Source text |
Hi,
On 2017-06-20 16:11:32 +0300, Heikki Linnakangas wrote:
> On 06/19/2017 10:30 AM, Andres Freund wrote:
> > Greg Burek from Heroku (CCed) reported a weird issue on IM, that was
> > weird enough to be interesting. What he'd observed was that he promoted
> > some PITR standby, and early clones of that node work, but later clones
> > did not, failing to read some segment.
> >
> > The problems turns out to be the following: [explanation]
>
> Good detective work!
Thanks.
> > The minimal fix here is presumably not to use XLByteToPrevSeg() in
> > RemoveXlogFile(), but XLByteToSeg(). I don't quite see what purpose it
> > serves here - I don't think it's ever needed.
>
> Agreed, I don't see a reason for it either.

Dataset section |

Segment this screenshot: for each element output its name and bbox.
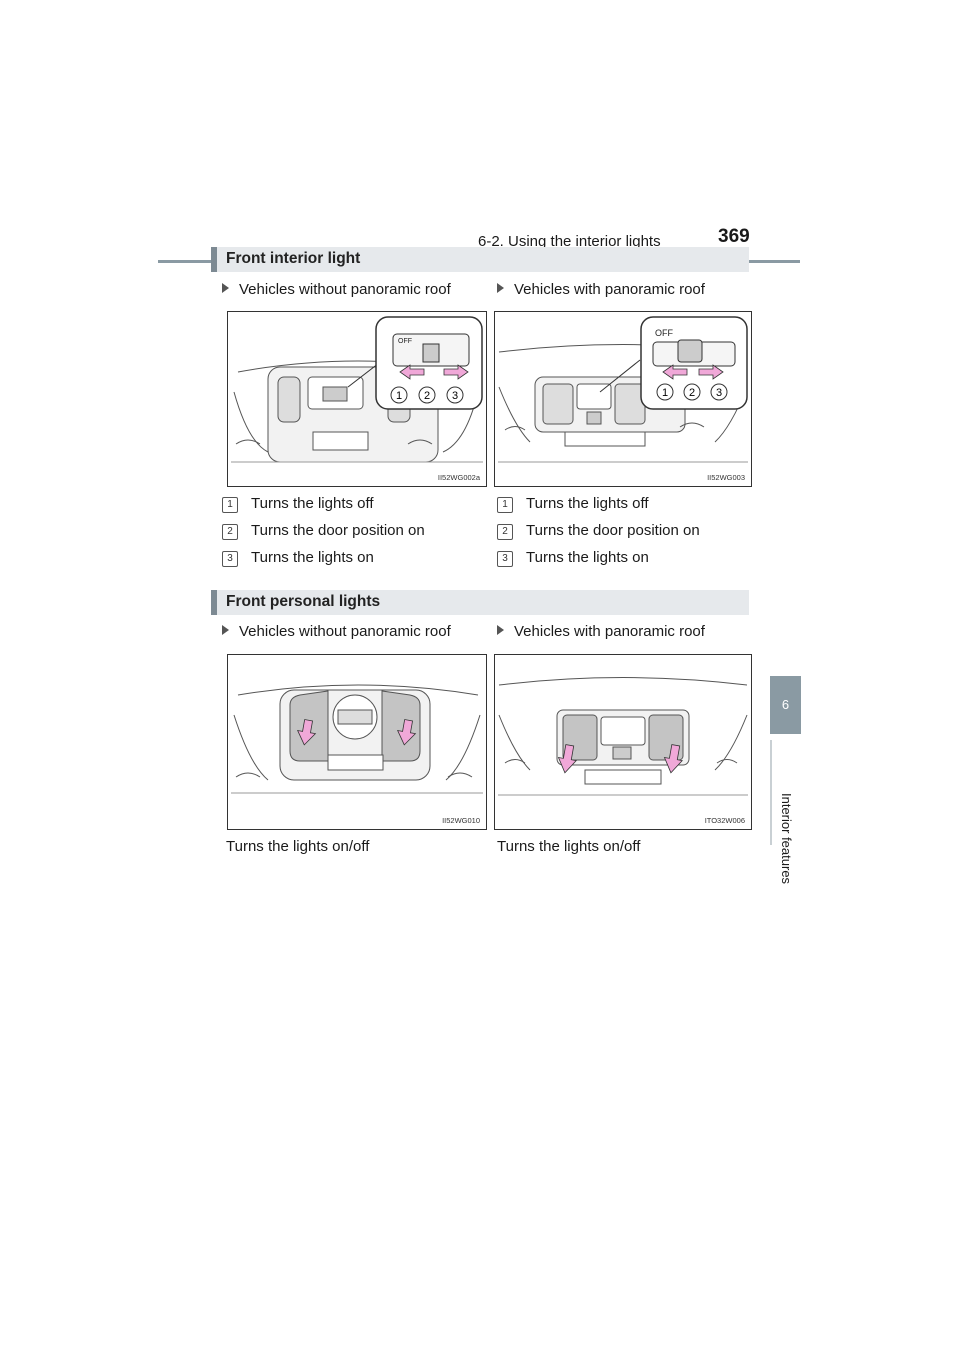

Job |
Can you continue the email thread about the XLByteToPrevSeg() fix in RemoveXlogFile() from after its last line?

Response below |
Pushed. And found like three other things while investigating :/
> > There seems to be a larger question ehre though: Why does
> > XLogFileReadAnyTLI() probe all timelines even if they weren't a parent
> > at that period? That seems like a bad idea, especially in more
> > complicated scenarios where some precursor timeline might live for
> > longer than it was a parent? ISTM XLogFileReadAnyTLI() should check
> > which timeline a segment ought to come from, based on the historY?
>
> Yeah. I've had that thought for years as well, but there has never been any
> pressing reason to bite the bullet and rewrite it, so I haven't gotten
> around to it.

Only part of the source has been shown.